**Exercise:**
Using the material that follows, identify and copy each line with the string "this".

**Entries provided:**
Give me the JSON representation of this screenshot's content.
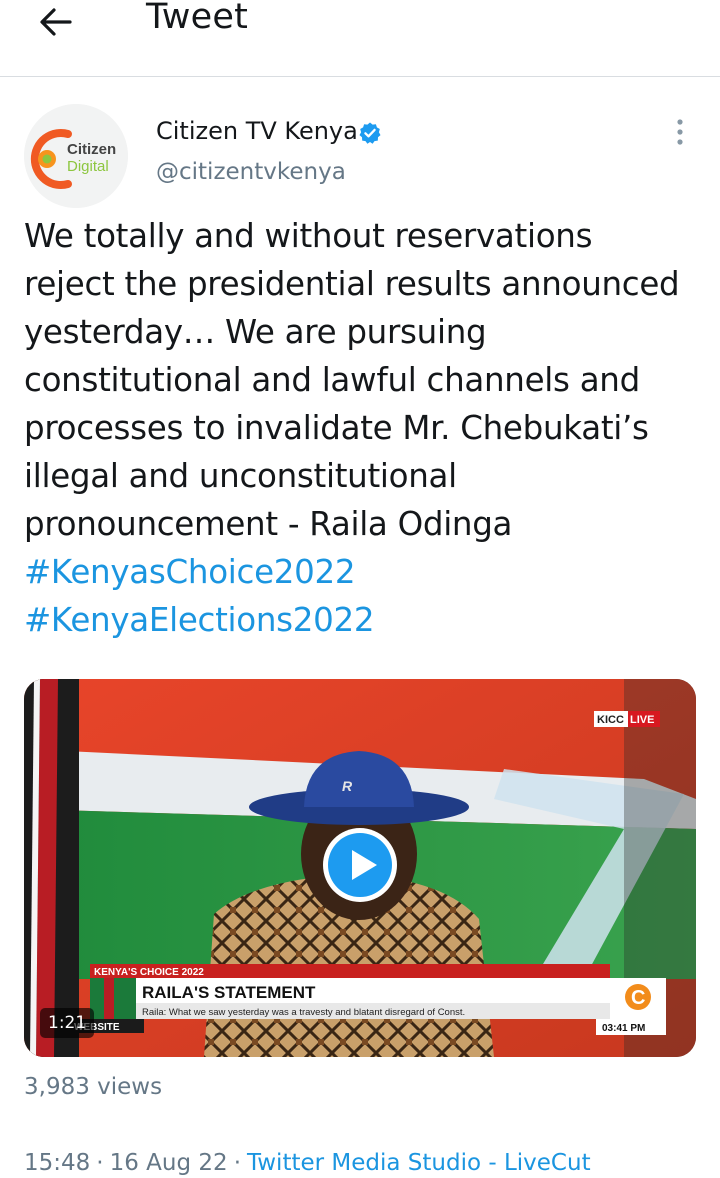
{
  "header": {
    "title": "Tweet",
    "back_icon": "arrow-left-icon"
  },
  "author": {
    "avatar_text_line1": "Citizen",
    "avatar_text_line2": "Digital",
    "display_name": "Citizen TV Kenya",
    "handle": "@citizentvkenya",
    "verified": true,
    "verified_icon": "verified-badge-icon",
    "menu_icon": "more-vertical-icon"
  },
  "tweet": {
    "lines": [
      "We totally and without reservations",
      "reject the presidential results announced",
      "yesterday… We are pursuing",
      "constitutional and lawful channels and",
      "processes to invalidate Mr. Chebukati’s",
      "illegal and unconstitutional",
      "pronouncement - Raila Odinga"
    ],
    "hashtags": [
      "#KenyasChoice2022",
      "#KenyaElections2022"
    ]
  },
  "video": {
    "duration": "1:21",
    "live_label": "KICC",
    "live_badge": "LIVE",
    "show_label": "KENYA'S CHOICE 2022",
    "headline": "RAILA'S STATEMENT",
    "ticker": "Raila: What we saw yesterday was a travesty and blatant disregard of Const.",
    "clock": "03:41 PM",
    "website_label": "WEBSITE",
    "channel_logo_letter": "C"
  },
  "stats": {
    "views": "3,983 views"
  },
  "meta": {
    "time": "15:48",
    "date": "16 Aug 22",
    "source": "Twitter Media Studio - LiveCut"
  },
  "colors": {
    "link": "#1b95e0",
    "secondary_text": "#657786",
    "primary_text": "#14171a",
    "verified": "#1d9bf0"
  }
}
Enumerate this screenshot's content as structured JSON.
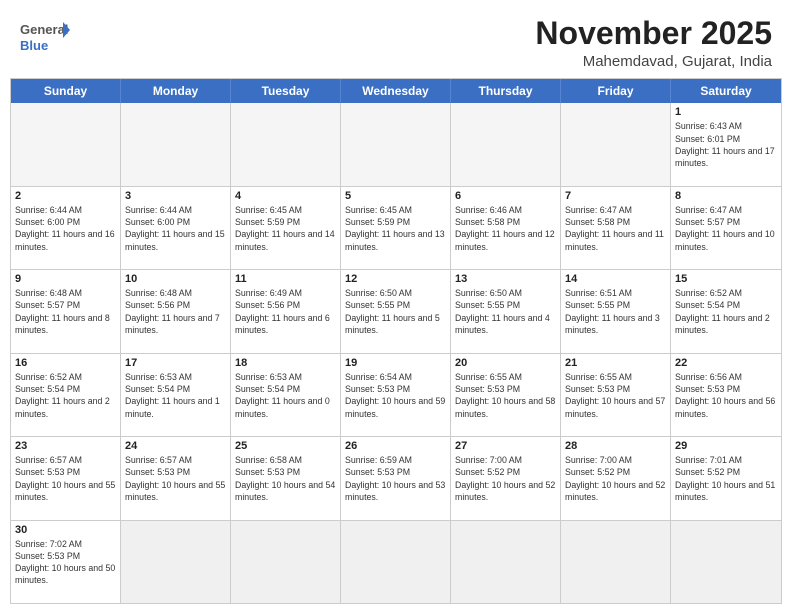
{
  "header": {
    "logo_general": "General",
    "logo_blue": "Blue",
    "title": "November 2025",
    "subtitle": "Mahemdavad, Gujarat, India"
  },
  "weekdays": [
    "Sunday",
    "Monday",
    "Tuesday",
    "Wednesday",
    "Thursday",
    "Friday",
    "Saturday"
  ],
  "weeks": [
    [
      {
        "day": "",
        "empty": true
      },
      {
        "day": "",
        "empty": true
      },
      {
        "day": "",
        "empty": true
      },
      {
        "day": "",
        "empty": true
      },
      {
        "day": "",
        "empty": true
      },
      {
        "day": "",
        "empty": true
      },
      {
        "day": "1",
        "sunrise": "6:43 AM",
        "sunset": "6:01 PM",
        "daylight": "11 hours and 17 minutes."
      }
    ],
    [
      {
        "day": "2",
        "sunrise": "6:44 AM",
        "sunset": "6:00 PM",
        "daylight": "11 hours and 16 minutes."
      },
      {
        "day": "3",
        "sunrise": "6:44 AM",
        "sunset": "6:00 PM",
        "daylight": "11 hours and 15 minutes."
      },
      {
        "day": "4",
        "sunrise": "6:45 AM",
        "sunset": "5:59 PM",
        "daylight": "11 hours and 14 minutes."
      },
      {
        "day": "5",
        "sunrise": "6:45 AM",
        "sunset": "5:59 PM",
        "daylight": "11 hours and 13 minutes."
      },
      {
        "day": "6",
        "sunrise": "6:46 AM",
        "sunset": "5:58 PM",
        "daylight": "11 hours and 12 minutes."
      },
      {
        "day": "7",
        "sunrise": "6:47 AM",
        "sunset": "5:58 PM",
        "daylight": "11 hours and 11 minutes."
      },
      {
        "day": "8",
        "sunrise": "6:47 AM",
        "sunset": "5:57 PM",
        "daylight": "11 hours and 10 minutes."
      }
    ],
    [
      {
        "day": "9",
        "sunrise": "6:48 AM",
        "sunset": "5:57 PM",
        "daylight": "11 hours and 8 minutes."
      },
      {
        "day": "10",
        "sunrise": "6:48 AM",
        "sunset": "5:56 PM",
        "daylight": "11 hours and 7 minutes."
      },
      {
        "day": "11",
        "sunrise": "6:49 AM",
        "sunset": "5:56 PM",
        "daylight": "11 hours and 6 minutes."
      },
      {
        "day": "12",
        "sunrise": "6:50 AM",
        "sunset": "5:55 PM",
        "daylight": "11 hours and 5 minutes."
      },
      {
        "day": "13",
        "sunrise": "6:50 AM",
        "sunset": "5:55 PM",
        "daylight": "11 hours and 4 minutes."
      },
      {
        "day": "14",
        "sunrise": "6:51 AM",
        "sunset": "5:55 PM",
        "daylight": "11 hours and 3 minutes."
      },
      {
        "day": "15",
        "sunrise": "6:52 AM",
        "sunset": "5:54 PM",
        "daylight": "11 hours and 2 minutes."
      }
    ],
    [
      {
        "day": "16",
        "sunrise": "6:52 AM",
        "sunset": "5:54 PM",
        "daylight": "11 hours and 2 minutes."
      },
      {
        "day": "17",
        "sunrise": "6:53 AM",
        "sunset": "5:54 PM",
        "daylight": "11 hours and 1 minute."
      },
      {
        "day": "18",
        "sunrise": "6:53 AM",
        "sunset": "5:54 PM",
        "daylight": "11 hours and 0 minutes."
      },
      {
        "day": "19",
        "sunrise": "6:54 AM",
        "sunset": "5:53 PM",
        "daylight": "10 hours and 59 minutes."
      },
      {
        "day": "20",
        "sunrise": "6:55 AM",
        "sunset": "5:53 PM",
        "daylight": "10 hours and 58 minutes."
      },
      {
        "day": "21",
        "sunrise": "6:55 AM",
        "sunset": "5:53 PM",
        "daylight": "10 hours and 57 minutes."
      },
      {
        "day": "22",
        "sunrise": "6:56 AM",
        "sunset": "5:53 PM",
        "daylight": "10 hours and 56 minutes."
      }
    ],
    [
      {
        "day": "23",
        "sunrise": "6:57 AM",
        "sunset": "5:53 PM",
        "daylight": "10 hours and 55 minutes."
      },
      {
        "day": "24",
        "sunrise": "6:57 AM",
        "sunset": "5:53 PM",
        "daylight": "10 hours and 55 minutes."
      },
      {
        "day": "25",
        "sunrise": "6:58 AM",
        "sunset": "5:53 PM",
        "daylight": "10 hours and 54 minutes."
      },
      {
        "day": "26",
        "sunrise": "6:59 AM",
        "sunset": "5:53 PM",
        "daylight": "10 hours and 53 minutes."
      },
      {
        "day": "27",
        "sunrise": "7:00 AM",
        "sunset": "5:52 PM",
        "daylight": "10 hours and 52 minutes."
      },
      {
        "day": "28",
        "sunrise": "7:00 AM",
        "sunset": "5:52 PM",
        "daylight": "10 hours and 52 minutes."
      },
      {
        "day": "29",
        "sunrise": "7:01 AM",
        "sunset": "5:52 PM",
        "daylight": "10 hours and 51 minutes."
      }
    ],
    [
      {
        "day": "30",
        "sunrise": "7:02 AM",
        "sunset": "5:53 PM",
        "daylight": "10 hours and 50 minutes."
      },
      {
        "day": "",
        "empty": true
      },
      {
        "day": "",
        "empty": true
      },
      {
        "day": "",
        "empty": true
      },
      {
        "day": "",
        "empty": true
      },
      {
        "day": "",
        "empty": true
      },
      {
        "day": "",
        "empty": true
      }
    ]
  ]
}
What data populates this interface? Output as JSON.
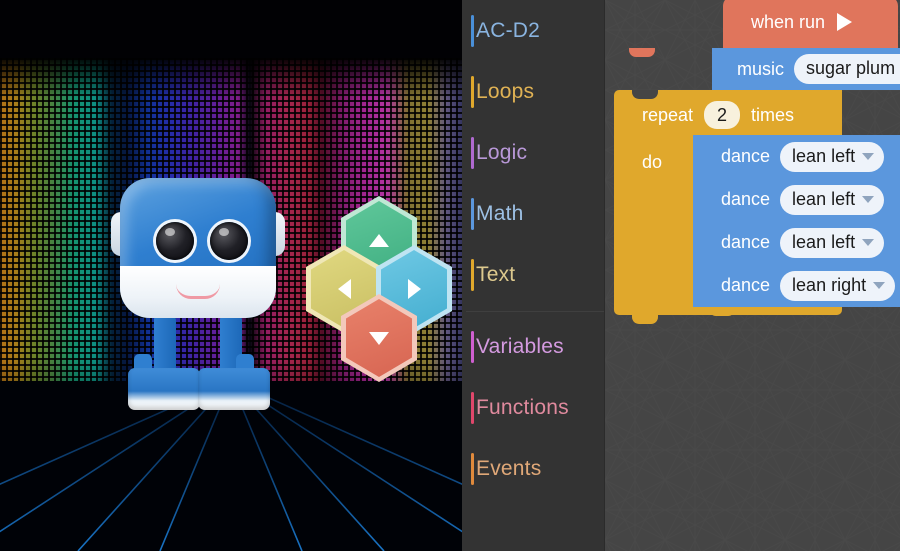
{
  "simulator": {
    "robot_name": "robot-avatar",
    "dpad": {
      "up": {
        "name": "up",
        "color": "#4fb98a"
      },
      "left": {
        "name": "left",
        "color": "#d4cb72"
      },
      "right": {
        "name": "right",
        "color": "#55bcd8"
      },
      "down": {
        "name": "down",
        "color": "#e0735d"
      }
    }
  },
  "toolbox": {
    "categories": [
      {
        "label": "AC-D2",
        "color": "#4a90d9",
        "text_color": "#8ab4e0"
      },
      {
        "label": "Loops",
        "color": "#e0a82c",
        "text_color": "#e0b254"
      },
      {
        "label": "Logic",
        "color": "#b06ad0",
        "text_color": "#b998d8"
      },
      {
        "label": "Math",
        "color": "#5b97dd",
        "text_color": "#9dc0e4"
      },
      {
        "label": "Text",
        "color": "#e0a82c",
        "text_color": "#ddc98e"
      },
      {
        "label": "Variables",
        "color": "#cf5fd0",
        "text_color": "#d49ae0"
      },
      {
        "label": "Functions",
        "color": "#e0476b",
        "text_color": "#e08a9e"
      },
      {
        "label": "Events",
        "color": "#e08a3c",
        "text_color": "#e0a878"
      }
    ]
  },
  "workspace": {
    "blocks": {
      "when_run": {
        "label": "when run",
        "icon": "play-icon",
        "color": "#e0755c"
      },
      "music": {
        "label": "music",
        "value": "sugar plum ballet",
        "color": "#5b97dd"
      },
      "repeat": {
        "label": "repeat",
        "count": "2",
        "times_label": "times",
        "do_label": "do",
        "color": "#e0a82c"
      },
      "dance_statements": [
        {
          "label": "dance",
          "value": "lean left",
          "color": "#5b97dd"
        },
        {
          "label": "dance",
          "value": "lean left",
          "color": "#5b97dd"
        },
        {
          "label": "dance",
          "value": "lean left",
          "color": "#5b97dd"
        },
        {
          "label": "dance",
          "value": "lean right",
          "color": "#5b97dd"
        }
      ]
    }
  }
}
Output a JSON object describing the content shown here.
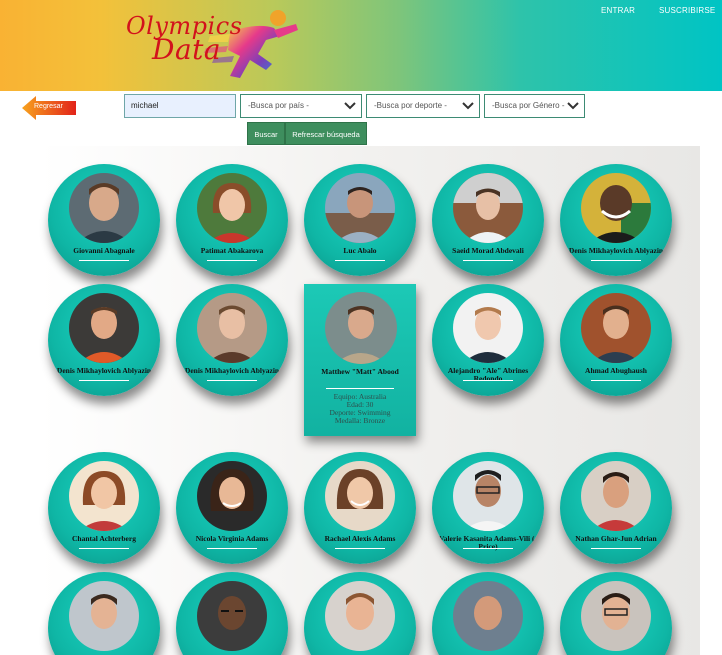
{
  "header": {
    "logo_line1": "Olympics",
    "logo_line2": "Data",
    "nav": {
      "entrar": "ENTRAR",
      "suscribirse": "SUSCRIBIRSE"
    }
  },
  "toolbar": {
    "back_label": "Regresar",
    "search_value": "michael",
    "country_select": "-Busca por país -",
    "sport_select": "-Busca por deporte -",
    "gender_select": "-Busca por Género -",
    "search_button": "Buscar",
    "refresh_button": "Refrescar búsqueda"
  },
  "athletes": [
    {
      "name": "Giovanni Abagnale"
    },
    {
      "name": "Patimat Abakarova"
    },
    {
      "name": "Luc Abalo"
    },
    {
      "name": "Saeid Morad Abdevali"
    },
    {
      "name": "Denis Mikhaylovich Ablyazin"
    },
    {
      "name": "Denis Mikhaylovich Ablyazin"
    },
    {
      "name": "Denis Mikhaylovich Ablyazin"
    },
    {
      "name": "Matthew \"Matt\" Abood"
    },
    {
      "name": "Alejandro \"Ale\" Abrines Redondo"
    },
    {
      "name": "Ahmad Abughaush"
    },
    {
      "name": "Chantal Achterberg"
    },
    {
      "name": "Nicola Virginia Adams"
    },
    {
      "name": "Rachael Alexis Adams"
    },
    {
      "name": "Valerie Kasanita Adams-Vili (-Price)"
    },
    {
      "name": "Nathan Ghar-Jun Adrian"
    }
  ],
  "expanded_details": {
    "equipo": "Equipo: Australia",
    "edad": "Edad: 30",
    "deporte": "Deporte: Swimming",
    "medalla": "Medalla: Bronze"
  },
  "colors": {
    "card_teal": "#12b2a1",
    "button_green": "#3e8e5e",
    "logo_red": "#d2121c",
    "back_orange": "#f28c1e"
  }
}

**Exercise answer:**
Give me the JSON representation of this screenshot's content.
Enumerate this screenshot's content as structured JSON.
What data populates this interface? Output as JSON.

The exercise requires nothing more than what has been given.